EXERCISE REQUIREMENTS
Report how many lines of the listing below include the word "systole". Give nothing but the number.

THE RECORDS
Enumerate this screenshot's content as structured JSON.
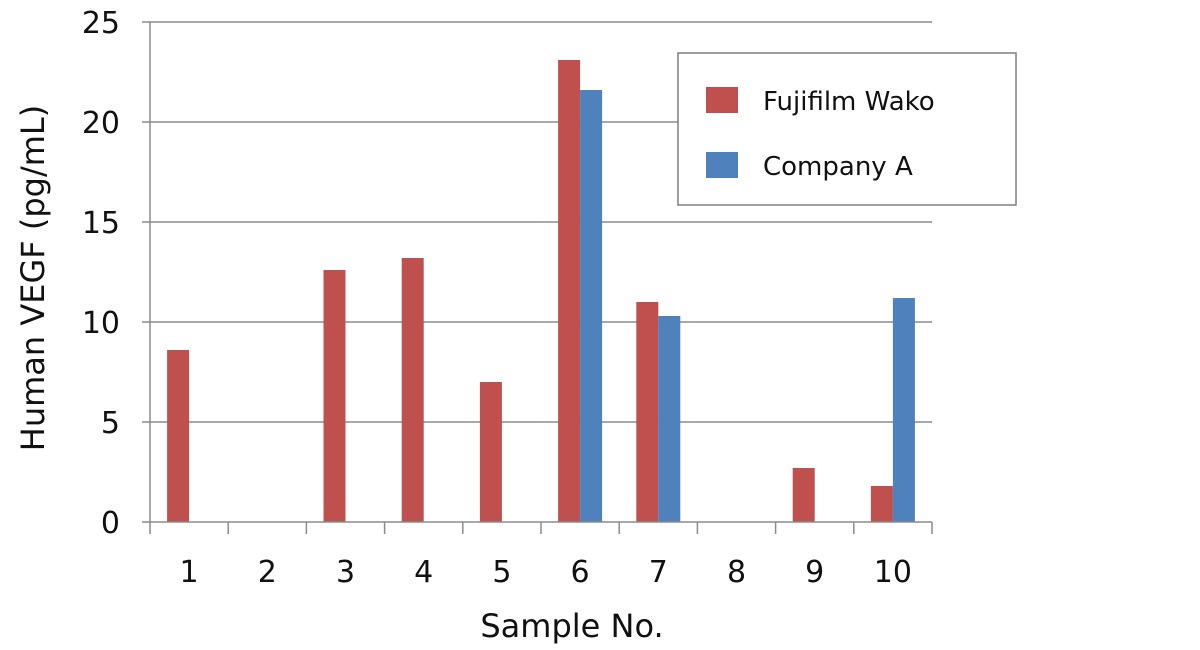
{
  "chart_data": {
    "type": "bar",
    "categories": [
      "1",
      "2",
      "3",
      "4",
      "5",
      "6",
      "7",
      "8",
      "9",
      "10"
    ],
    "series": [
      {
        "name": "Fujifilm Wako",
        "color": "#c0504d",
        "values": [
          8.6,
          null,
          12.6,
          13.2,
          7.0,
          23.1,
          11.0,
          null,
          2.7,
          1.8
        ]
      },
      {
        "name": "Company A",
        "color": "#4f81bd",
        "values": [
          null,
          null,
          null,
          null,
          null,
          21.6,
          10.3,
          null,
          null,
          11.2
        ]
      }
    ],
    "xlabel": "Sample No.",
    "ylabel": "Human VEGF (pg/mL)",
    "ylim": [
      0,
      25
    ],
    "yticks": [
      0,
      5,
      10,
      15,
      20,
      25
    ],
    "grid": "horizontal",
    "legend_position": "top-right"
  }
}
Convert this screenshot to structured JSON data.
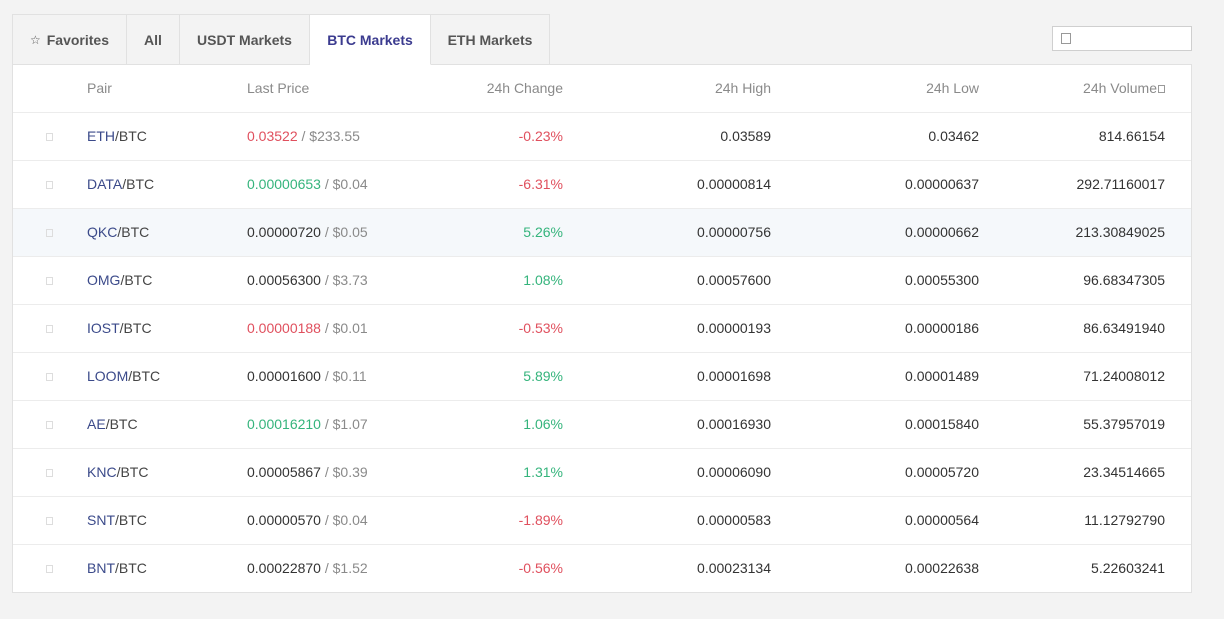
{
  "tabs": [
    {
      "label": "Favorites",
      "active": false
    },
    {
      "label": "All",
      "active": false
    },
    {
      "label": "USDT Markets",
      "active": false
    },
    {
      "label": "BTC Markets",
      "active": true
    },
    {
      "label": "ETH Markets",
      "active": false
    }
  ],
  "search": {
    "placeholder": "",
    "value": ""
  },
  "columns": {
    "pair": "Pair",
    "last_price": "Last Price",
    "change": "24h Change",
    "high": "24h High",
    "low": "24h Low",
    "volume": "24h Volume"
  },
  "colors": {
    "up": "#35b47c",
    "down": "#e0505e",
    "accent": "#3b3b8f"
  },
  "rows": [
    {
      "base": "ETH",
      "quote": "/BTC",
      "price": "0.03522",
      "price_trend": "down",
      "usd": " / $233.55",
      "change": "-0.23%",
      "change_trend": "down",
      "high": "0.03589",
      "low": "0.03462",
      "volume": "814.66154"
    },
    {
      "base": "DATA",
      "quote": "/BTC",
      "price": "0.00000653",
      "price_trend": "up",
      "usd": " / $0.04",
      "change": "-6.31%",
      "change_trend": "down",
      "high": "0.00000814",
      "low": "0.00000637",
      "volume": "292.71160017"
    },
    {
      "base": "QKC",
      "quote": "/BTC",
      "price": "0.00000720",
      "price_trend": "neutral",
      "usd": " / $0.05",
      "change": "5.26%",
      "change_trend": "up",
      "high": "0.00000756",
      "low": "0.00000662",
      "volume": "213.30849025",
      "highlight": true
    },
    {
      "base": "OMG",
      "quote": "/BTC",
      "price": "0.00056300",
      "price_trend": "neutral",
      "usd": " / $3.73",
      "change": "1.08%",
      "change_trend": "up",
      "high": "0.00057600",
      "low": "0.00055300",
      "volume": "96.68347305"
    },
    {
      "base": "IOST",
      "quote": "/BTC",
      "price": "0.00000188",
      "price_trend": "down",
      "usd": " / $0.01",
      "change": "-0.53%",
      "change_trend": "down",
      "high": "0.00000193",
      "low": "0.00000186",
      "volume": "86.63491940"
    },
    {
      "base": "LOOM",
      "quote": "/BTC",
      "price": "0.00001600",
      "price_trend": "neutral",
      "usd": " / $0.11",
      "change": "5.89%",
      "change_trend": "up",
      "high": "0.00001698",
      "low": "0.00001489",
      "volume": "71.24008012"
    },
    {
      "base": "AE",
      "quote": "/BTC",
      "price": "0.00016210",
      "price_trend": "up",
      "usd": " / $1.07",
      "change": "1.06%",
      "change_trend": "up",
      "high": "0.00016930",
      "low": "0.00015840",
      "volume": "55.37957019"
    },
    {
      "base": "KNC",
      "quote": "/BTC",
      "price": "0.00005867",
      "price_trend": "neutral",
      "usd": " / $0.39",
      "change": "1.31%",
      "change_trend": "up",
      "high": "0.00006090",
      "low": "0.00005720",
      "volume": "23.34514665"
    },
    {
      "base": "SNT",
      "quote": "/BTC",
      "price": "0.00000570",
      "price_trend": "neutral",
      "usd": " / $0.04",
      "change": "-1.89%",
      "change_trend": "down",
      "high": "0.00000583",
      "low": "0.00000564",
      "volume": "11.12792790"
    },
    {
      "base": "BNT",
      "quote": "/BTC",
      "price": "0.00022870",
      "price_trend": "neutral",
      "usd": " / $1.52",
      "change": "-0.56%",
      "change_trend": "down",
      "high": "0.00023134",
      "low": "0.00022638",
      "volume": "5.22603241"
    }
  ]
}
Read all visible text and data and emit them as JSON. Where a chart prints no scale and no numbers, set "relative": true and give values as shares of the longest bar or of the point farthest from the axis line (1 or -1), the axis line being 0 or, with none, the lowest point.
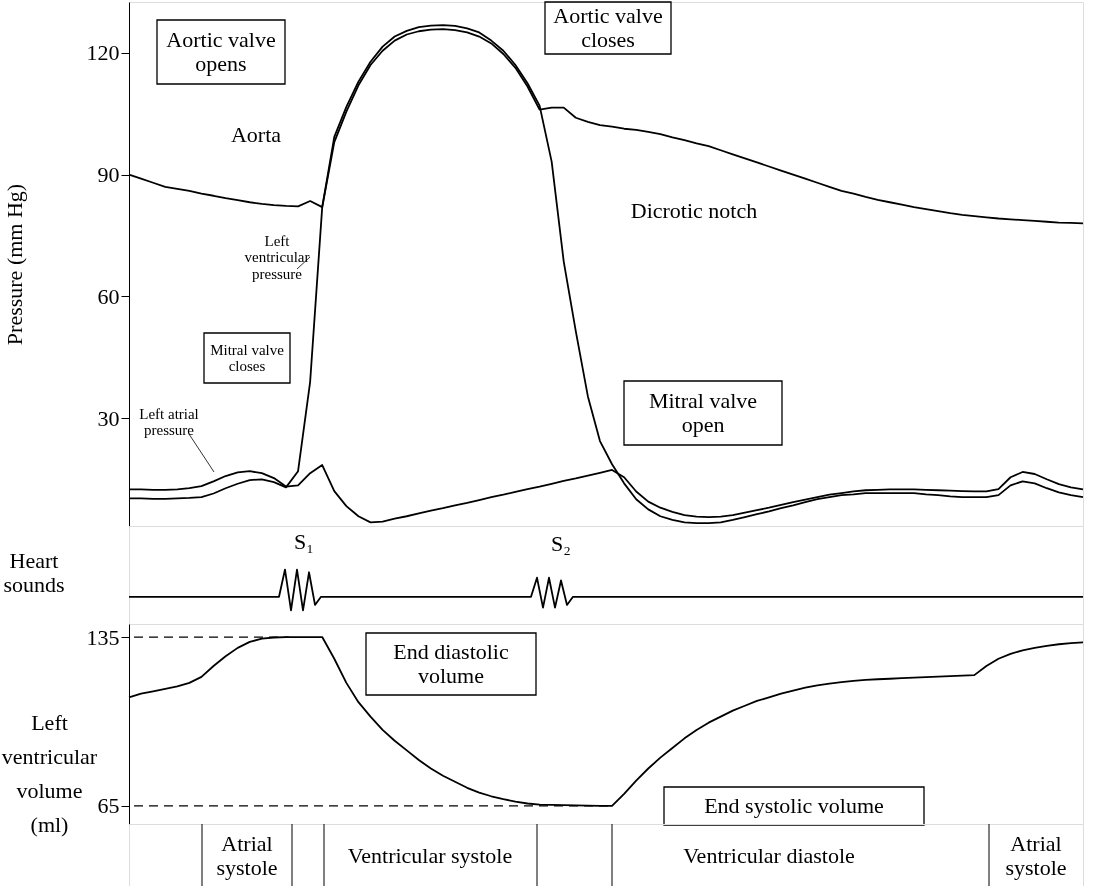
{
  "chart_data": [
    {
      "type": "line",
      "ylabel": "Pressure (mm Hg)",
      "ylim": [
        3.5,
        132.5
      ],
      "yticks": [
        30,
        60,
        90,
        120
      ],
      "grid": false,
      "marker": "none",
      "line_style": "solid",
      "categories": [
        null,
        null,
        null,
        null,
        null,
        null,
        null,
        null,
        null,
        null,
        null,
        null,
        null,
        null,
        null,
        null,
        null,
        null,
        null,
        null,
        null,
        null,
        null,
        null,
        null,
        null,
        null,
        null,
        null,
        null,
        null,
        null,
        null,
        null,
        null,
        null,
        null,
        null,
        null,
        null,
        null,
        null,
        null,
        null,
        null,
        null,
        null,
        null,
        null,
        null,
        null,
        null,
        null,
        null,
        null,
        null,
        null,
        null,
        null,
        null,
        null,
        null,
        null,
        null,
        null,
        null,
        null,
        null,
        null,
        null,
        null,
        null,
        null,
        null,
        null,
        null,
        null,
        null,
        null,
        null
      ],
      "series": [
        {
          "name": "Aorta",
          "color": "#000000",
          "values": [
            90,
            89,
            88,
            87,
            86.5,
            86,
            85.3,
            84.8,
            84.2,
            83.7,
            83.2,
            82.8,
            82.5,
            82.3,
            82.2,
            83.5,
            82,
            98,
            105.5,
            112,
            117,
            120.5,
            123,
            124.5,
            125.3,
            125.7,
            125.8,
            125.6,
            125,
            124,
            122.3,
            119.7,
            116.3,
            111.7,
            106,
            106.5,
            106.5,
            104,
            103,
            102.2,
            101.8,
            101.3,
            101,
            100.5,
            100,
            99.2,
            98.5,
            97.7,
            97,
            96,
            95,
            94,
            93,
            92,
            91,
            90,
            89,
            88,
            87,
            86,
            85.3,
            84.5,
            83.8,
            83.2,
            82.6,
            82,
            81.5,
            81,
            80.5,
            80.1,
            79.8,
            79.5,
            79.2,
            79,
            78.8,
            78.6,
            78.4,
            78.2,
            78.1,
            78
          ]
        },
        {
          "name": "Left ventricular pressure",
          "color": "#000000",
          "values": [
            10.3,
            10.3,
            10.2,
            10.2,
            10.3,
            10.4,
            10.6,
            11.5,
            12.8,
            13.9,
            14.8,
            15,
            14.3,
            13,
            17,
            39,
            82,
            99.3,
            106.7,
            112.9,
            117.8,
            121.5,
            124,
            125.4,
            126.3,
            126.7,
            126.8,
            126.6,
            126,
            125,
            123,
            120.5,
            117,
            112.5,
            107,
            93.2,
            68.6,
            51.4,
            35.4,
            24.4,
            18.7,
            14,
            10.1,
            7.6,
            5.9,
            5,
            4.4,
            4.2,
            4.2,
            4.4,
            5,
            5.7,
            6.4,
            7.1,
            7.9,
            8.6,
            9.4,
            10.1,
            10.6,
            11.1,
            11.3,
            11.6,
            11.6,
            11.6,
            11.6,
            11.6,
            11.3,
            11.1,
            10.8,
            10.6,
            10.6,
            10.6,
            11.1,
            13.5,
            14.5,
            14,
            12.8,
            11.8,
            11.1,
            10.6
          ]
        },
        {
          "name": "Left atrial pressure",
          "color": "#000000",
          "values": [
            12.5,
            12.5,
            12.4,
            12.4,
            12.5,
            12.8,
            13.3,
            14.5,
            15.8,
            16.7,
            17,
            16.5,
            15.3,
            13.2,
            13.5,
            16.5,
            18.5,
            12.1,
            8.4,
            5.9,
            4.4,
            4.6,
            5.3,
            5.9,
            6.6,
            7.3,
            7.9,
            8.6,
            9.2,
            9.9,
            10.6,
            11.2,
            11.9,
            12.6,
            13.2,
            13.9,
            14.6,
            15.2,
            15.9,
            16.6,
            17.3,
            15.5,
            12,
            9.5,
            8,
            7,
            6.2,
            5.8,
            5.7,
            5.8,
            6.2,
            6.8,
            7.4,
            8,
            8.7,
            9.4,
            10,
            10.6,
            11.2,
            11.6,
            12,
            12.3,
            12.4,
            12.5,
            12.5,
            12.5,
            12.4,
            12.3,
            12.2,
            12.1,
            12,
            12,
            12.6,
            15.5,
            16.8,
            16.3,
            15,
            13.8,
            13,
            12.5
          ]
        }
      ],
      "annotations": [
        "Aortic valve opens",
        "Aortic valve closes",
        "Dicrotic notch",
        "Mitral valve closes",
        "Mitral valve open"
      ]
    },
    {
      "type": "line",
      "ylabel": "Heart sounds",
      "relative": true,
      "marker": "none",
      "line_style": "solid",
      "categories": [
        null,
        null,
        null,
        null,
        null,
        null,
        null,
        null,
        null,
        null,
        null,
        null,
        null,
        null,
        null,
        null,
        null,
        null,
        null,
        null,
        null,
        null,
        null,
        null,
        null,
        null,
        null,
        null,
        null,
        null,
        null,
        null,
        null,
        null,
        null,
        null,
        null,
        null,
        null,
        null,
        null,
        null,
        null,
        null,
        null,
        null,
        null,
        null,
        null,
        null,
        null,
        null,
        null,
        null,
        null,
        null,
        null,
        null,
        null,
        null,
        null,
        null,
        null,
        null,
        null,
        null,
        null,
        null,
        null,
        null,
        null,
        null,
        null,
        null,
        null,
        null,
        null,
        null,
        null,
        null,
        null,
        null,
        null,
        null,
        null,
        null,
        null,
        null,
        null,
        null,
        null,
        null,
        null,
        null,
        null,
        null,
        null,
        null,
        null,
        null,
        null,
        null,
        null,
        null,
        null,
        null,
        null,
        null,
        null,
        null,
        null,
        null,
        null,
        null,
        null,
        null,
        null,
        null,
        null,
        null,
        null,
        null,
        null,
        null,
        null,
        null,
        null,
        null,
        null,
        null,
        null,
        null,
        null,
        null,
        null,
        null,
        null,
        null,
        null,
        null,
        null,
        null,
        null,
        null,
        null,
        null,
        null,
        null,
        null,
        null,
        null,
        null,
        null,
        null,
        null,
        null,
        null,
        null,
        null,
        null
      ],
      "series": [
        {
          "color": "#000000",
          "values": [
            0.5,
            0.5,
            0.5,
            0.5,
            0.5,
            0.5,
            0.5,
            0.5,
            0.5,
            0.5,
            0.5,
            0.5,
            0.5,
            0.5,
            0.5,
            0.5,
            0.5,
            0.5,
            0.5,
            0.5,
            0.5,
            0.5,
            0.5,
            0.5,
            0.5,
            0.5,
            1,
            0.25,
            1,
            0.25,
            0.95,
            0.35,
            0.5,
            0.5,
            0.5,
            0.5,
            0.5,
            0.5,
            0.5,
            0.5,
            0.5,
            0.5,
            0.5,
            0.5,
            0.5,
            0.5,
            0.5,
            0.5,
            0.5,
            0.5,
            0.5,
            0.5,
            0.5,
            0.5,
            0.5,
            0.5,
            0.5,
            0.5,
            0.5,
            0.5,
            0.5,
            0.5,
            0.5,
            0.5,
            0.5,
            0.5,
            0.5,
            0.5,
            0.85,
            0.3,
            0.85,
            0.3,
            0.8,
            0.35,
            0.5,
            0.5,
            0.5,
            0.5,
            0.5,
            0.5,
            0.5,
            0.5,
            0.5,
            0.5,
            0.5,
            0.5,
            0.5,
            0.5,
            0.5,
            0.5,
            0.5,
            0.5,
            0.5,
            0.5,
            0.5,
            0.5,
            0.5,
            0.5,
            0.5,
            0.5,
            0.5,
            0.5,
            0.5,
            0.5,
            0.5,
            0.5,
            0.5,
            0.5,
            0.5,
            0.5,
            0.5,
            0.5,
            0.5,
            0.5,
            0.5,
            0.5,
            0.5,
            0.5,
            0.5,
            0.5,
            0.5,
            0.5,
            0.5,
            0.5,
            0.5,
            0.5,
            0.5,
            0.5,
            0.5,
            0.5,
            0.5,
            0.5,
            0.5,
            0.5,
            0.5,
            0.5,
            0.5,
            0.5,
            0.5,
            0.5,
            0.5,
            0.5,
            0.5,
            0.5,
            0.5,
            0.5,
            0.5,
            0.5,
            0.5,
            0.5,
            0.5,
            0.5,
            0.5,
            0.5,
            0.5,
            0.5,
            0.5,
            0.5,
            0.5,
            0.5
          ]
        }
      ],
      "annotations": [
        "S₁",
        "S₂"
      ]
    },
    {
      "type": "line",
      "ylabel": "Left ventricular volume (ml)",
      "ylim": [
        57.5,
        140.4
      ],
      "yticks": [
        65,
        135
      ],
      "marker": "none",
      "line_style": "solid",
      "categories": [
        null,
        null,
        null,
        null,
        null,
        null,
        null,
        null,
        null,
        null,
        null,
        null,
        null,
        null,
        null,
        null,
        null,
        null,
        null,
        null,
        null,
        null,
        null,
        null,
        null,
        null,
        null,
        null,
        null,
        null,
        null,
        null,
        null,
        null,
        null,
        null,
        null,
        null,
        null,
        null,
        null,
        null,
        null,
        null,
        null,
        null,
        null,
        null,
        null,
        null,
        null,
        null,
        null,
        null,
        null,
        null,
        null,
        null,
        null,
        null,
        null,
        null,
        null,
        null,
        null,
        null,
        null,
        null,
        null,
        null,
        null,
        null,
        null,
        null,
        null,
        null,
        null,
        null,
        null,
        null
      ],
      "series": [
        {
          "color": "#000000",
          "values": [
            110,
            111.5,
            112.5,
            113.5,
            114.5,
            116,
            118.5,
            123,
            127,
            130.5,
            133,
            134.3,
            134.8,
            135,
            135,
            135,
            135,
            126,
            116,
            108,
            102,
            96.5,
            92,
            88,
            84,
            80.5,
            77.5,
            75,
            72.5,
            70.5,
            69,
            67.8,
            66.8,
            66,
            65.5,
            65.4,
            65.3,
            65.2,
            65.1,
            65,
            65,
            70,
            75.5,
            80.5,
            85,
            89,
            93,
            96.5,
            99.5,
            102,
            104.5,
            106.5,
            108.5,
            110,
            111.5,
            112.8,
            114,
            115,
            115.7,
            116.3,
            116.8,
            117.2,
            117.5,
            117.7,
            118,
            118.2,
            118.4,
            118.6,
            118.8,
            119,
            119.2,
            123,
            126,
            128,
            129.5,
            130.5,
            131.3,
            132,
            132.5,
            132.8
          ]
        }
      ],
      "ref_lines": [
        {
          "axis": "y",
          "value": 135,
          "line_style": "dashed",
          "color": "#000000"
        },
        {
          "axis": "y",
          "value": 65,
          "line_style": "dashed",
          "color": "#000000"
        }
      ],
      "annotations": [
        "End diastolic volume",
        "End systolic volume"
      ]
    },
    {
      "type": "other",
      "annotations": [
        "Atrial systole",
        "Ventricular systole",
        "Ventricular diastole",
        "Atrial systole"
      ]
    }
  ]
}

RESULT OF THIS EXERCISE
3